- WHAT YOU SHOULD DO: Go through the listing and pick out each line with the word "Audio" in it.

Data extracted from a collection
§ §

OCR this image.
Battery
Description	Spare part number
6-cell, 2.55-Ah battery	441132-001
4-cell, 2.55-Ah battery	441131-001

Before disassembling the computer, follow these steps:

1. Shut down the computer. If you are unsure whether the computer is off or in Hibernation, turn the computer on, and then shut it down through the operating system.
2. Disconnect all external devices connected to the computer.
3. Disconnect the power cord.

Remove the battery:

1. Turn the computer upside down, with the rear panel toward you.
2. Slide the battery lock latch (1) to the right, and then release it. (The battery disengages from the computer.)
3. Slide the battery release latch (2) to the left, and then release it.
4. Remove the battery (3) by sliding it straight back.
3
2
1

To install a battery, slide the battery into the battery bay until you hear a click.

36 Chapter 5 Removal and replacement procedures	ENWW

§ §

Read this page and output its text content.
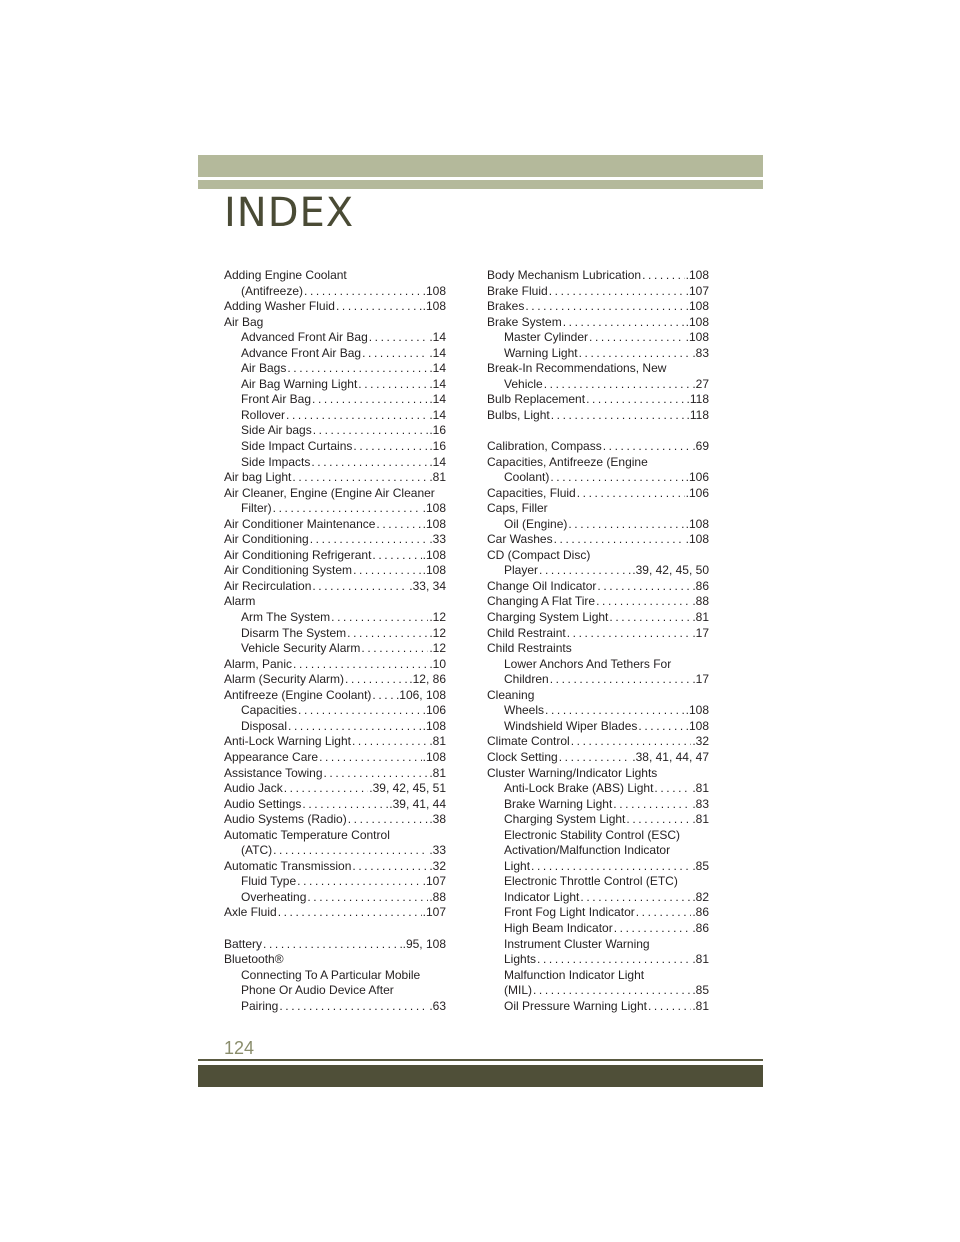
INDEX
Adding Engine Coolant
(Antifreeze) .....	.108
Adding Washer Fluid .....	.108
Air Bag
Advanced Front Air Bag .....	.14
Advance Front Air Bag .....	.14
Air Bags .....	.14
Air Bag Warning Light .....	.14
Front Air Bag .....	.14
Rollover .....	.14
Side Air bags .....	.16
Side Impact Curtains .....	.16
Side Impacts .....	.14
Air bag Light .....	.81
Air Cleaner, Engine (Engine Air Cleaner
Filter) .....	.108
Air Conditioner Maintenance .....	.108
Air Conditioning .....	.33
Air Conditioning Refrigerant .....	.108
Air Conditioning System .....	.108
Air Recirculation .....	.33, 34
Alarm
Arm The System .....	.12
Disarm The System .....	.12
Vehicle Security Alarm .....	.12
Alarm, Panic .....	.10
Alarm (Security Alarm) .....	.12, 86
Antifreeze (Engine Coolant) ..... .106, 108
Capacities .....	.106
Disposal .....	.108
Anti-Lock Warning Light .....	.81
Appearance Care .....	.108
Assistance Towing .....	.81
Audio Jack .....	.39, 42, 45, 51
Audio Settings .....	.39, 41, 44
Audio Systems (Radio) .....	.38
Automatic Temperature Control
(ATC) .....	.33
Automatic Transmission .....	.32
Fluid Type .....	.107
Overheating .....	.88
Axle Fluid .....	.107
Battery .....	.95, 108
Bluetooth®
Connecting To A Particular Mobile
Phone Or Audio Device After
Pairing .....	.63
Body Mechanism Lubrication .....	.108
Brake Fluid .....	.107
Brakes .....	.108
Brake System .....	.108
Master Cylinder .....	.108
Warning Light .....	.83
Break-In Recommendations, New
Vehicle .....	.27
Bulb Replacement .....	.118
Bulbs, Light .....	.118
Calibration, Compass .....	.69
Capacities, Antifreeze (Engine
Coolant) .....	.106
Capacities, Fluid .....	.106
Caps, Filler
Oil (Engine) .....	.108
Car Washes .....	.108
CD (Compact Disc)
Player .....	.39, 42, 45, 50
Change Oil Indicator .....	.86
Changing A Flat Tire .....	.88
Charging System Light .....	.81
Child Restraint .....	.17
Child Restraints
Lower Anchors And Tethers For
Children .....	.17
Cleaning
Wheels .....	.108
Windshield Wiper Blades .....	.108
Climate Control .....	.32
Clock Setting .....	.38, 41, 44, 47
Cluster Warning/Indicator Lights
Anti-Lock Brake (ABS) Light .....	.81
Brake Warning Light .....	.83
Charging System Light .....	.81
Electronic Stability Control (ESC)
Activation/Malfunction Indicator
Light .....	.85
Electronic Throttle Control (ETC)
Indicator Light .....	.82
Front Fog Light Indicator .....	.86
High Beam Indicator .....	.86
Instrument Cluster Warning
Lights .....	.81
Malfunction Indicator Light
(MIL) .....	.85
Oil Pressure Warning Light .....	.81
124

§ §

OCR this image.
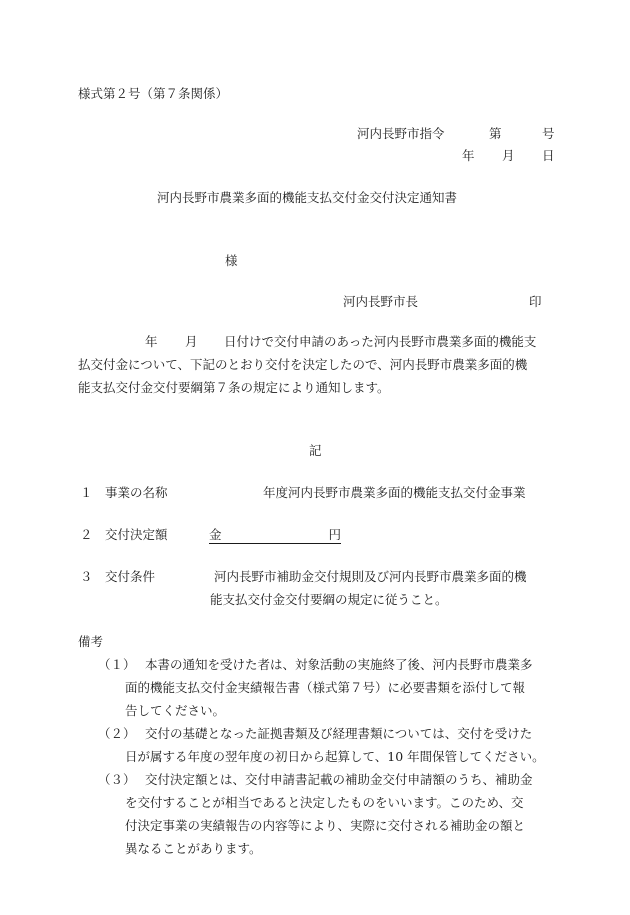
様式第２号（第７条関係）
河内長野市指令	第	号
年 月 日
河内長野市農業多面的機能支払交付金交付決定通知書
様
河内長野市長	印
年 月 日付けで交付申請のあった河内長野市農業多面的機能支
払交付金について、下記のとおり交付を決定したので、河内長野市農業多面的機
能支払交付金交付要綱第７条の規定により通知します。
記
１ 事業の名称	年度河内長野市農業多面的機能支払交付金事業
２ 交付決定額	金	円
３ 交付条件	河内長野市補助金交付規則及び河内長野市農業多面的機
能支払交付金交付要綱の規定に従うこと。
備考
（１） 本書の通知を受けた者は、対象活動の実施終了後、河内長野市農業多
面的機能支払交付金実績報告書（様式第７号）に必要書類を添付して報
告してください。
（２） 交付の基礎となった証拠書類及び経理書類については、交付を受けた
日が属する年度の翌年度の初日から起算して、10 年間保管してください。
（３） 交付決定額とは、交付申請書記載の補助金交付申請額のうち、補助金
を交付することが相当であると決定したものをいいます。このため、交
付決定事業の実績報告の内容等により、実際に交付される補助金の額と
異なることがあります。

§ §

- OUTPUT FOR THIS EXERCISE:
Audio Jack .....	.39, 42, 45, 51
Audio Settings .....	.39, 41, 44
Audio Systems (Radio) .....	.38
Phone Or Audio Device After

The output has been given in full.